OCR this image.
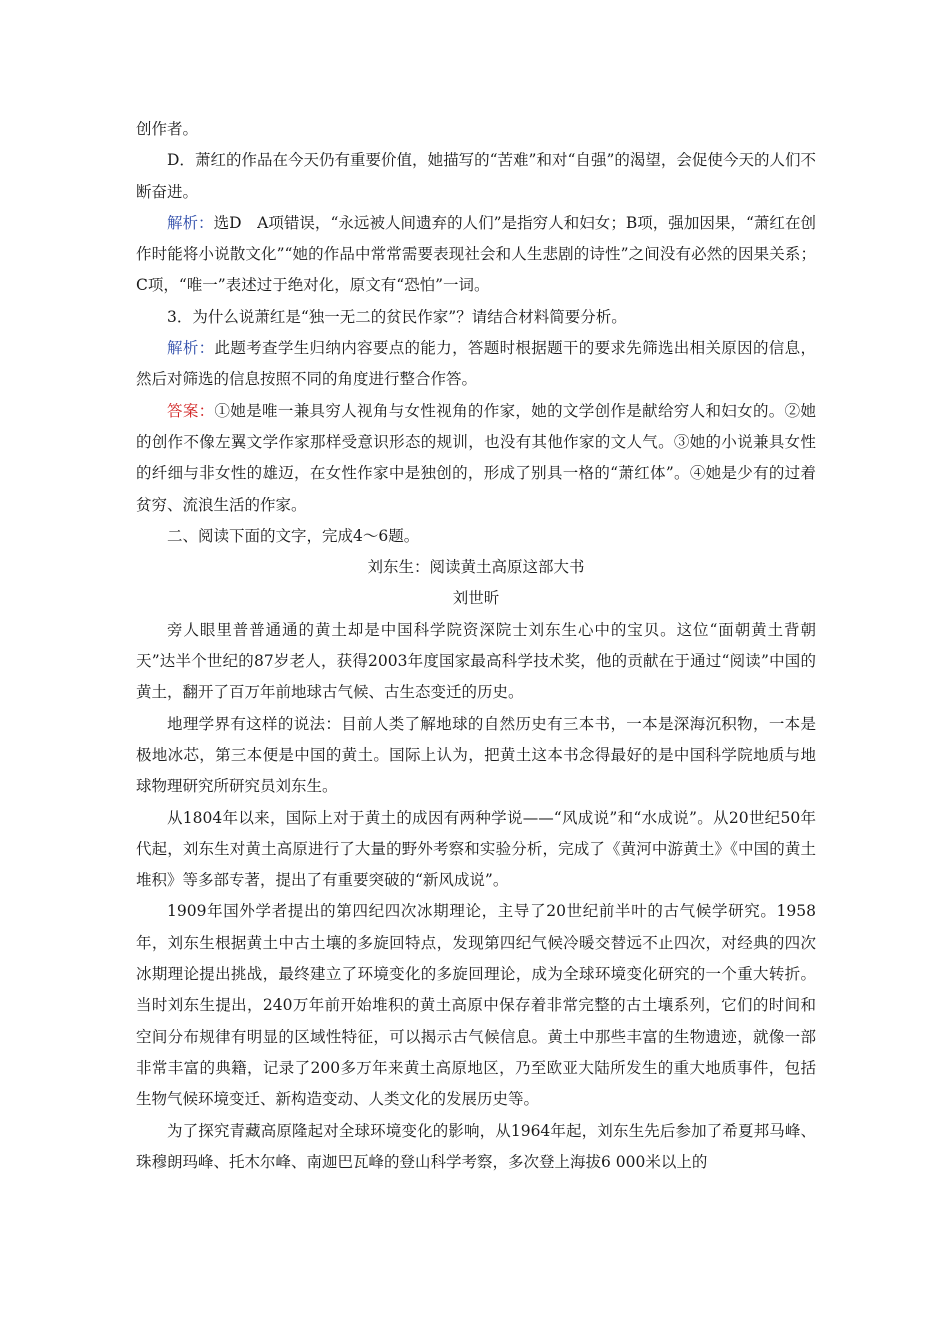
创作者。

D．萧红的作品在今天仍有重要价值，她描写的“苦难”和对“自强”的渴望，会促使今天的人们不断奋进。

解析：选D　A项错误，“永远被人间遗弃的人们”是指穷人和妇女；B项，强加因果，“萧红在创作时能将小说散文化”“她的作品中常常需要表现社会和人生悲剧的诗性”之间没有必然的因果关系；C项，“唯一”表述过于绝对化，原文有“恐怕”一词。

3．为什么说萧红是“独一无二的贫民作家”？请结合材料简要分析。

解析：此题考查学生归纳内容要点的能力，答题时根据题干的要求先筛选出相关原因的信息，然后对筛选的信息按照不同的角度进行整合作答。

答案：①她是唯一兼具穷人视角与女性视角的作家，她的文学创作是献给穷人和妇女的。②她的创作不像左翼文学作家那样受意识形态的规训，也没有其他作家的文人气。③她的小说兼具女性的纤细与非女性的雄迈，在女性作家中是独创的，形成了别具一格的“萧红体”。④她是少有的过着贫穷、流浪生活的作家。

二、阅读下面的文字，完成4～6题。

刘东生：阅读黄土高原这部大书

刘世昕

旁人眼里普普通通的黄土却是中国科学院资深院士刘东生心中的宝贝。这位“面朝黄土背朝天”达半个世纪的87岁老人，获得2003年度国家最高科学技术奖，他的贡献在于通过“阅读”中国的黄土，翻开了百万年前地球古气候、古生态变迁的历史。

地理学界有这样的说法：目前人类了解地球的自然历史有三本书，一本是深海沉积物，一本是极地冰芯，第三本便是中国的黄土。国际上认为，把黄土这本书念得最好的是中国科学院地质与地球物理研究所研究员刘东生。

从1804年以来，国际上对于黄土的成因有两种学说——“风成说”和“水成说”。从20世纪50年代起，刘东生对黄土高原进行了大量的野外考察和实验分析，完成了《黄河中游黄土》《中国的黄土堆积》等多部专著，提出了有重要突破的“新风成说”。

1909年国外学者提出的第四纪四次冰期理论，主导了20世纪前半叶的古气候学研究。1958年，刘东生根据黄土中古土壤的多旋回特点，发现第四纪气候冷暖交替远不止四次，对经典的四次冰期理论提出挑战，最终建立了环境变化的多旋回理论，成为全球环境变化研究的一个重大转折。当时刘东生提出，240万年前开始堆积的黄土高原中保存着非常完整的古土壤系列，它们的时间和空间分布规律有明显的区域性特征，可以揭示古气候信息。黄土中那些丰富的生物遗迹，就像一部非常丰富的典籍，记录了200多万年来黄土高原地区，乃至欧亚大陆所发生的重大地质事件，包括生物气候环境变迁、新构造变动、人类文化的发展历史等。

为了探究青藏高原隆起对全球环境变化的影响，从1964年起，刘东生先后参加了希夏邦马峰、珠穆朗玛峰、托木尔峰、南迦巴瓦峰的登山科学考察，多次登上海拔6 000米以上的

────────────────

Write out every line above exactly as it is, leaving out the pictures.

OCR this image.
创作者。

D．萧红的作品在今天仍有重要价值，她描写的“苦难”和对“自强”的渴望，会促使今天的人们不断奋进。

解析：选D　A项错误，“永远被人间遗弃的人们”是指穷人和妇女；B项，强加因果，“萧红在创作时能将小说散文化”“她的作品中常常需要表现社会和人生悲剧的诗性”之间没有必然的因果关系；C项，“唯一”表述过于绝对化，原文有“恐怕”一词。

3．为什么说萧红是“独一无二的贫民作家”？请结合材料简要分析。

解析：此题考查学生归纳内容要点的能力，答题时根据题干的要求先筛选出相关原因的信息，然后对筛选的信息按照不同的角度进行整合作答。

答案：①她是唯一兼具穷人视角与女性视角的作家，她的文学创作是献给穷人和妇女的。②她的创作不像左翼文学作家那样受意识形态的规训，也没有其他作家的文人气。③她的小说兼具女性的纤细与非女性的雄迈，在女性作家中是独创的，形成了别具一格的“萧红体”。④她是少有的过着贫穷、流浪生活的作家。

二、阅读下面的文字，完成4～6题。

刘东生：阅读黄土高原这部大书

刘世昕

旁人眼里普普通通的黄土却是中国科学院资深院士刘东生心中的宝贝。这位“面朝黄土背朝天”达半个世纪的87岁老人，获得2003年度国家最高科学技术奖，他的贡献在于通过“阅读”中国的黄土，翻开了百万年前地球古气候、古生态变迁的历史。

地理学界有这样的说法：目前人类了解地球的自然历史有三本书，一本是深海沉积物，一本是极地冰芯，第三本便是中国的黄土。国际上认为，把黄土这本书念得最好的是中国科学院地质与地球物理研究所研究员刘东生。

从1804年以来，国际上对于黄土的成因有两种学说——“风成说”和“水成说”。从20世纪50年代起，刘东生对黄土高原进行了大量的野外考察和实验分析，完成了《黄河中游黄土》《中国的黄土堆积》等多部专著，提出了有重要突破的“新风成说”。

1909年国外学者提出的第四纪四次冰期理论，主导了20世纪前半叶的古气候学研究。1958年，刘东生根据黄土中古土壤的多旋回特点，发现第四纪气候冷暖交替远不止四次，对经典的四次冰期理论提出挑战，最终建立了环境变化的多旋回理论，成为全球环境变化研究的一个重大转折。当时刘东生提出，240万年前开始堆积的黄土高原中保存着非常完整的古土壤系列，它们的时间和空间分布规律有明显的区域性特征，可以揭示古气候信息。黄土中那些丰富的生物遗迹，就像一部非常丰富的典籍，记录了200多万年来黄土高原地区，乃至欧亚大陆所发生的重大地质事件，包括生物气候环境变迁、新构造变动、人类文化的发展历史等。

为了探究青藏高原隆起对全球环境变化的影响，从1964年起，刘东生先后参加了希夏邦马峰、珠穆朗玛峰、托木尔峰、南迦巴瓦峰的登山科学考察，多次登上海拔6 000米以上的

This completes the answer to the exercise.